Saved data entries:
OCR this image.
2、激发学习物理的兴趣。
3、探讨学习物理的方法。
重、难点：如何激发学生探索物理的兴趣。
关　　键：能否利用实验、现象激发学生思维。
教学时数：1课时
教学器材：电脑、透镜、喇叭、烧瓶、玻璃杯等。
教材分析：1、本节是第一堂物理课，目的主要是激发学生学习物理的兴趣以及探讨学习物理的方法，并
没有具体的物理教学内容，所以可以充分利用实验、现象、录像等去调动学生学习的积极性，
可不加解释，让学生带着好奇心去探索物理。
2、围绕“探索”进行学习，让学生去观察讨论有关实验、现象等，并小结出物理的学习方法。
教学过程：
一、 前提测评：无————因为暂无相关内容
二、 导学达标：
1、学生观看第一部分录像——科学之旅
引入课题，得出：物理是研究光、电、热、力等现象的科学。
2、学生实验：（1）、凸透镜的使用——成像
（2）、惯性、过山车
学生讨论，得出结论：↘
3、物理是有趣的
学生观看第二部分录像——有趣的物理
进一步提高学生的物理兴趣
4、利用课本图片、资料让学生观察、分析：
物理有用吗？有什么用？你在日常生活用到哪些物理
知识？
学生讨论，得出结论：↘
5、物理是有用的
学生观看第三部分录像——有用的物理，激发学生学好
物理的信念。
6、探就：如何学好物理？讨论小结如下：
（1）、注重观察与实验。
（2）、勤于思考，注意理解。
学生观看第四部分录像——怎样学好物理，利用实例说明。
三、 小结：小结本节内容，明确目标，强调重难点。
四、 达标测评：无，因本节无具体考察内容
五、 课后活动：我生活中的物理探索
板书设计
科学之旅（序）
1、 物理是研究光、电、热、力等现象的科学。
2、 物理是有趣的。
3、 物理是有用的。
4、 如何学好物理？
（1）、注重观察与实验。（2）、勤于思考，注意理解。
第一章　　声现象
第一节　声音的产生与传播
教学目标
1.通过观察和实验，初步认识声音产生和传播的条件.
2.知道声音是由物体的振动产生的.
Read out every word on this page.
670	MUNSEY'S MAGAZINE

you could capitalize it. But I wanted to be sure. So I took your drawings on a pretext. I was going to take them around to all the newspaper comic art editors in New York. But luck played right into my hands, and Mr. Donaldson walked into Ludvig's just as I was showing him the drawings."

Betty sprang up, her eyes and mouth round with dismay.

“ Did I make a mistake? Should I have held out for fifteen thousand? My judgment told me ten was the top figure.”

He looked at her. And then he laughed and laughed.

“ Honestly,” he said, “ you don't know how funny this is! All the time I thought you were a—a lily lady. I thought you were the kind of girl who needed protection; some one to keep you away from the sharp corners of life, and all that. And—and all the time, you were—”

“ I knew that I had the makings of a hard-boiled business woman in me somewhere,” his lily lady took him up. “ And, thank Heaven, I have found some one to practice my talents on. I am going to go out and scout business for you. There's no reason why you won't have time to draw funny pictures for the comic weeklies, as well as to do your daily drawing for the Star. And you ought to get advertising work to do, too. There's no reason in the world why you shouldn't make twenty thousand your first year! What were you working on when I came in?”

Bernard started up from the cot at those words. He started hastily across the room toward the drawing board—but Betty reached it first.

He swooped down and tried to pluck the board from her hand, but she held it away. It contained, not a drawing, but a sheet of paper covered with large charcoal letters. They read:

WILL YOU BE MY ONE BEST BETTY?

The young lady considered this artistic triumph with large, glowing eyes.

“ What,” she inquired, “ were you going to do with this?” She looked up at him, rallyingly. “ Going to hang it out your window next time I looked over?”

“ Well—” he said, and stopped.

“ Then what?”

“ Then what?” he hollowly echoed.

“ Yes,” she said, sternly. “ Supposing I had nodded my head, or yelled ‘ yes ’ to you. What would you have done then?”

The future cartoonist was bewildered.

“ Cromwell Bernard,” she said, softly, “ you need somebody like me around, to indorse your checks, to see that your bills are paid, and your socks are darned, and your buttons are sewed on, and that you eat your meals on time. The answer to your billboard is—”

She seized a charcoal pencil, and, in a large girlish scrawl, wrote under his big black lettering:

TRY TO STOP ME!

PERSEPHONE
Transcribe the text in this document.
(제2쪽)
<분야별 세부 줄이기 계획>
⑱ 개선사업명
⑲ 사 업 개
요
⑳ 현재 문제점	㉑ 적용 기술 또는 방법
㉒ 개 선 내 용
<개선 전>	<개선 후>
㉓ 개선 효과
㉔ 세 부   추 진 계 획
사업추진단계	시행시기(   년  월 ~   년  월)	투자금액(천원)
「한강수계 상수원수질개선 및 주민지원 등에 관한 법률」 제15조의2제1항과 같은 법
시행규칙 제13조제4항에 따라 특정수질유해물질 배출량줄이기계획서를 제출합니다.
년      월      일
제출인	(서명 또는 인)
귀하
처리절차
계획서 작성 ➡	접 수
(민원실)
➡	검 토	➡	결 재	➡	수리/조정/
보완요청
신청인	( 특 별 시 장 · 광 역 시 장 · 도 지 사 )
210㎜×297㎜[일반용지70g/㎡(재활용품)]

Your task:
Reproduce the records above exactly as they appear.

The completed task:
OCR this image.
2、激发学习物理的兴趣。
3、探讨学习物理的方法。
重、难点：如何激发学生探索物理的兴趣。
关　　键：能否利用实验、现象激发学生思维。
教学时数：1课时
教学器材：电脑、透镜、喇叭、烧瓶、玻璃杯等。
教材分析：1、本节是第一堂物理课，目的主要是激发学生学习物理的兴趣以及探讨学习物理的方法，并
没有具体的物理教学内容，所以可以充分利用实验、现象、录像等去调动学生学习的积极性，
可不加解释，让学生带着好奇心去探索物理。
2、围绕“探索”进行学习，让学生去观察讨论有关实验、现象等，并小结出物理的学习方法。
教学过程：
一、 前提测评：无————因为暂无相关内容
二、 导学达标：
1、学生观看第一部分录像——科学之旅
引入课题，得出：物理是研究光、电、热、力等现象的科学。
2、学生实验：（1）、凸透镜的使用——成像
（2）、惯性、过山车
学生讨论，得出结论：↘
3、物理是有趣的
学生观看第二部分录像——有趣的物理
进一步提高学生的物理兴趣
4、利用课本图片、资料让学生观察、分析：
物理有用吗？有什么用？你在日常生活用到哪些物理
知识？
学生讨论，得出结论：↘
5、物理是有用的
学生观看第三部分录像——有用的物理，激发学生学好
物理的信念。
6、探就：如何学好物理？讨论小结如下：
（1）、注重观察与实验。
（2）、勤于思考，注意理解。
学生观看第四部分录像——怎样学好物理，利用实例说明。
三、 小结：小结本节内容，明确目标，强调重难点。
四、 达标测评：无，因本节无具体考察内容
五、 课后活动：我生活中的物理探索
板书设计
科学之旅（序）
1、 物理是研究光、电、热、力等现象的科学。
2、 物理是有趣的。
3、 物理是有用的。
4、 如何学好物理？
（1）、注重观察与实验。（2）、勤于思考，注意理解。
第一章　　声现象
第一节　声音的产生与传播
教学目标
1.通过观察和实验，初步认识声音产生和传播的条件.
2.知道声音是由物体的振动产生的.
Read out every word on this page.
670	MUNSEY'S MAGAZINE

you could capitalize it. But I wanted to be sure. So I took your drawings on a pretext. I was going to take them around to all the newspaper comic art editors in New York. But luck played right into my hands, and Mr. Donaldson walked into Ludvig's just as I was showing him the drawings."

Betty sprang up, her eyes and mouth round with dismay.

“ Did I make a mistake? Should I have held out for fifteen thousand? My judgment told me ten was the top figure.”

He looked at her. And then he laughed and laughed.

“ Honestly,” he said, “ you don't know how funny this is! All the time I thought you were a—a lily lady. I thought you were the kind of girl who needed protection; some one to keep you away from the sharp corners of life, and all that. And—and all the time, you were—”

“ I knew that I had the makings of a hard-boiled business woman in me somewhere,” his lily lady took him up. “ And, thank Heaven, I have found some one to practice my talents on. I am going to go out and scout business for you. There's no reason why you won't have time to draw funny pictures for the comic weeklies, as well as to do your daily drawing for the Star. And you ought to get advertising work to do, too. There's no reason in the world why you shouldn't make twenty thousand your first year! What were you working on when I came in?”

Bernard started up from the cot at those words. He started hastily across the room toward the drawing board—but Betty reached it first.

He swooped down and tried to pluck the board from her hand, but she held it away. It contained, not a drawing, but a sheet of paper covered with large charcoal letters. They read:

WILL YOU BE MY ONE BEST BETTY?

The young lady considered this artistic triumph with large, glowing eyes.

“ What,” she inquired, “ were you going to do with this?” She looked up at him, rallyingly. “ Going to hang it out your window next time I looked over?”

“ Well—” he said, and stopped.

“ Then what?”

“ Then what?” he hollowly echoed.

“ Yes,” she said, sternly. “ Supposing I had nodded my head, or yelled ‘ yes ’ to you. What would you have done then?”

The future cartoonist was bewildered.

“ Cromwell Bernard,” she said, softly, “ you need somebody like me around, to indorse your checks, to see that your bills are paid, and your socks are darned, and your buttons are sewed on, and that you eat your meals on time. The answer to your billboard is—”

She seized a charcoal pencil, and, in a large girlish scrawl, wrote under his big black lettering:

TRY TO STOP ME!

PERSEPHONE
Transcribe the text in this document.
(제2쪽)
<분야별 세부 줄이기 계획>
⑱ 개선사업명
⑲ 사 업 개
요
⑳ 현재 문제점	㉑ 적용 기술 또는 방법
㉒ 개 선 내 용
<개선 전>	<개선 후>
㉓ 개선 효과
㉔ 세 부   추 진 계 획
사업추진단계	시행시기(   년  월 ~   년  월)	투자금액(천원)
「한강수계 상수원수질개선 및 주민지원 등에 관한 법률」 제15조의2제1항과 같은 법
시행규칙 제13조제4항에 따라 특정수질유해물질 배출량줄이기계획서를 제출합니다.
년      월      일
제출인	(서명 또는 인)
귀하
처리절차
계획서 작성 ➡	접 수
(민원실)
➡	검 토	➡	결 재	➡	수리/조정/
보완요청
신청인	( 특 별 시 장 · 광 역 시 장 · 도 지 사 )
210㎜×297㎜[일반용지70g/㎡(재활용품)]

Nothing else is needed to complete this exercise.